=== EXCERPTED RECORDS ===

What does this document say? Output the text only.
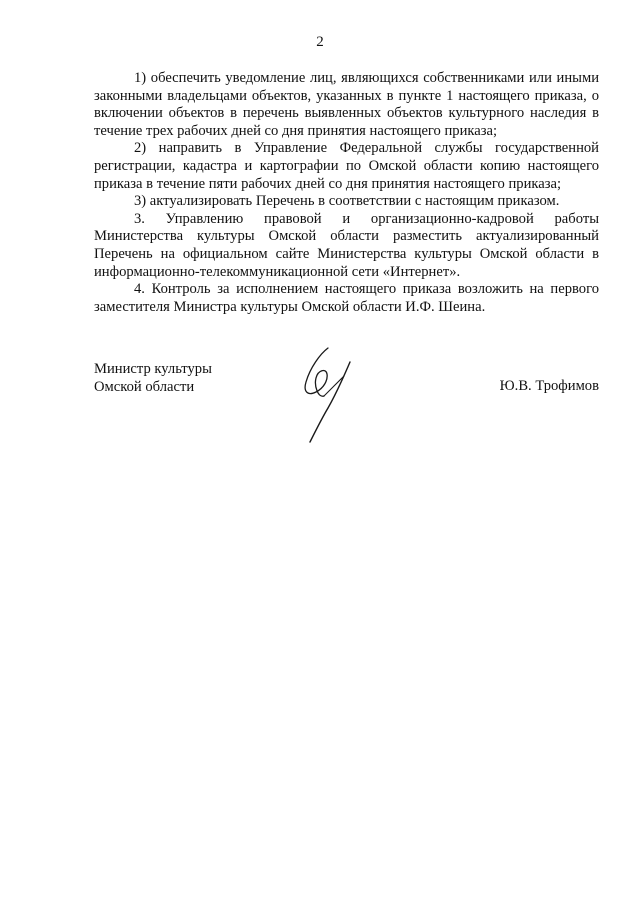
2

1) обеспечить уведомление лиц, являющихся собственниками или иными законными владельцами объектов, указанных в пункте 1 настоящего приказа, о включении объектов в перечень выявленных объектов культурного наследия в течение трех рабочих дней со дня принятия настоящего приказа;

2) направить в Управление Федеральной службы государственной регистрации, кадастра и картографии по Омской области копию настоящего приказа в течение пяти рабочих дней со дня принятия настоящего приказа;

3) актуализировать Перечень в соответствии с настоящим приказом.

3. Управлению правовой и организационно-кадровой работы Министерства культуры Омской области разместить актуализированный Перечень на официальном сайте Министерства культуры Омской области в информационно-телекоммуникационной сети «Интернет».

4. Контроль за исполнением настоящего приказа возложить на первого заместителя Министра культуры Омской области И.Ф. Шеина.

Министр культуры
Омской области	Ю.В. Трофимов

===

### SHORT TASK
Without including the pictures, reproduce all entries exactly.

### CORRECT ANSWER
What does this document say? Output the text only.
2

1) обеспечить уведомление лиц, являющихся собственниками или иными законными владельцами объектов, указанных в пункте 1 настоящего приказа, о включении объектов в перечень выявленных объектов культурного наследия в течение трех рабочих дней со дня принятия настоящего приказа;

2) направить в Управление Федеральной службы государственной регистрации, кадастра и картографии по Омской области копию настоящего приказа в течение пяти рабочих дней со дня принятия настоящего приказа;

3) актуализировать Перечень в соответствии с настоящим приказом.

3. Управлению правовой и организационно-кадровой работы Министерства культуры Омской области разместить актуализированный Перечень на официальном сайте Министерства культуры Омской области в информационно-телекоммуникационной сети «Интернет».

4. Контроль за исполнением настоящего приказа возложить на первого заместителя Министра культуры Омской области И.Ф. Шеина.

Министр культуры
Омской области	Ю.В. Трофимов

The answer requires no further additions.